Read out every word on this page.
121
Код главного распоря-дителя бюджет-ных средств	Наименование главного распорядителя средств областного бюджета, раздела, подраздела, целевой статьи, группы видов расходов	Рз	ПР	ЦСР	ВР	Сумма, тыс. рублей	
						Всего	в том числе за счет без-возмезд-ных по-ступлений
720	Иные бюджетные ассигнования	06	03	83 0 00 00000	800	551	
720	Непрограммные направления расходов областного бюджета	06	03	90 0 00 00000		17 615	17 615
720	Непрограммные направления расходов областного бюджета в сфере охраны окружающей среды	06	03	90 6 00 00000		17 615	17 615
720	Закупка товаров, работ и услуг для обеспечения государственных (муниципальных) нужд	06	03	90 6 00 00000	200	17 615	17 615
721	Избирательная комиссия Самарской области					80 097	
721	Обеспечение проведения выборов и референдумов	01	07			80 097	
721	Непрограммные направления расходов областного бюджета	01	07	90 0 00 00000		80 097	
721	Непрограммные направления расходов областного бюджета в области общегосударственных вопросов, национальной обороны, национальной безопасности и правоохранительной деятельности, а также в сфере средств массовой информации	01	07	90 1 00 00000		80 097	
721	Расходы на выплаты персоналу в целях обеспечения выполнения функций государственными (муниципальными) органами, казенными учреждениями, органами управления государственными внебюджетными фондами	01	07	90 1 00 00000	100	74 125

━━━━━━

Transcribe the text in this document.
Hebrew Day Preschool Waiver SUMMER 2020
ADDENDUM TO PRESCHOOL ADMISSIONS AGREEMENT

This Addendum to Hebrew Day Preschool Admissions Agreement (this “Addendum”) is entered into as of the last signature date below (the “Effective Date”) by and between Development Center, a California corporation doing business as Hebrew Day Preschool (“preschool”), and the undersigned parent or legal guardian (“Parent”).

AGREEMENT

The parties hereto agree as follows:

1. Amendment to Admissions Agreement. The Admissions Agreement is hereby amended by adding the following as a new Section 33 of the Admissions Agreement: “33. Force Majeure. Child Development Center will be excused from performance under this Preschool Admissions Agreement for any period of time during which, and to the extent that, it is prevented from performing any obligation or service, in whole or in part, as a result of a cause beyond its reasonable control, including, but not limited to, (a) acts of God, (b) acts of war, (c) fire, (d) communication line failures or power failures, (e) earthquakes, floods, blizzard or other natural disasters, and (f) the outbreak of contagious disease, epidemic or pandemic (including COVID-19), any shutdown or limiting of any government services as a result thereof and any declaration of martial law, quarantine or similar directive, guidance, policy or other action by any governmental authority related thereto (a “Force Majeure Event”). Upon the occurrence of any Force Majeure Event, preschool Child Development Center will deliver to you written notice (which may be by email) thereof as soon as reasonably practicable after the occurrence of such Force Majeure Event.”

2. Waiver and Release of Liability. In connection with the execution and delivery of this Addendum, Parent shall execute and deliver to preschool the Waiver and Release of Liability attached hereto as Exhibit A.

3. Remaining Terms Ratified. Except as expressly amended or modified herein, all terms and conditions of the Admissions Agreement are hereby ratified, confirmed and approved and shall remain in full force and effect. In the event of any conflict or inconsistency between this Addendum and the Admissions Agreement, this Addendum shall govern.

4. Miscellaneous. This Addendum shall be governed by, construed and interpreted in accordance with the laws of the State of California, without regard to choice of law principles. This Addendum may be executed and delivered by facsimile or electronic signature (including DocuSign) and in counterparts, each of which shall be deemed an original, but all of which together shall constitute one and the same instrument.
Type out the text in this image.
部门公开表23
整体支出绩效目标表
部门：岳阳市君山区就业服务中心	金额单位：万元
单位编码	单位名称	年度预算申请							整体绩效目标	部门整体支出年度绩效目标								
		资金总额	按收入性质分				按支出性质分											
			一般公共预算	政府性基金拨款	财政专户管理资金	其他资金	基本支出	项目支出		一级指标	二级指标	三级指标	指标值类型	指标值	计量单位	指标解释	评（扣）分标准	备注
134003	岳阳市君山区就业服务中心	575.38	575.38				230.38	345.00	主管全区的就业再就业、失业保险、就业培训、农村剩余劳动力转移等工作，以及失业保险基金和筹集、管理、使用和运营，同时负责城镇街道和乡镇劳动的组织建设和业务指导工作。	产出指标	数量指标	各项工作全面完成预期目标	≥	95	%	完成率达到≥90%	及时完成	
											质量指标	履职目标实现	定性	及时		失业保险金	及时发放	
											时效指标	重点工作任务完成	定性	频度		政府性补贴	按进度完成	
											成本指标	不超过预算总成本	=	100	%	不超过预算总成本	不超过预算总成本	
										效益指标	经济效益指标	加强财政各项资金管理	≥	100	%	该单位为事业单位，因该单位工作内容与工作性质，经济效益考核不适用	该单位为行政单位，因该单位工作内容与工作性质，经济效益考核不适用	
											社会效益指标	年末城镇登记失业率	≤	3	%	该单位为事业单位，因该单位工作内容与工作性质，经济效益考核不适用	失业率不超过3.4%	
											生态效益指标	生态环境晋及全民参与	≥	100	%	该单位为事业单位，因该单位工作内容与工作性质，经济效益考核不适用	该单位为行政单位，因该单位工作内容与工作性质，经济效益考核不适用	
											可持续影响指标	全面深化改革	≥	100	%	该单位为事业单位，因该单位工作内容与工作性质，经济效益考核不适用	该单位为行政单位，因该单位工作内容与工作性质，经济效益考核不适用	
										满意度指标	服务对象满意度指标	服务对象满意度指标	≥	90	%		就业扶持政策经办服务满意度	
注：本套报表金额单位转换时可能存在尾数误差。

━━━━━━

◆ Directions ◆
Look over the records above and copy each line that includes the string "Hebrew".

◆ In response ◆
Hebrew Day Preschool Waiver SUMMER 2020
This Addendum to Hebrew Day Preschool Admissions Agreement (this “Addendum”) is entered into as of the last signature date below (the “Effective Date”) by and between Development Center, a California corporation doing business as Hebrew Day Preschool (“preschool”), and the undersigned parent or legal guardian (“Parent”).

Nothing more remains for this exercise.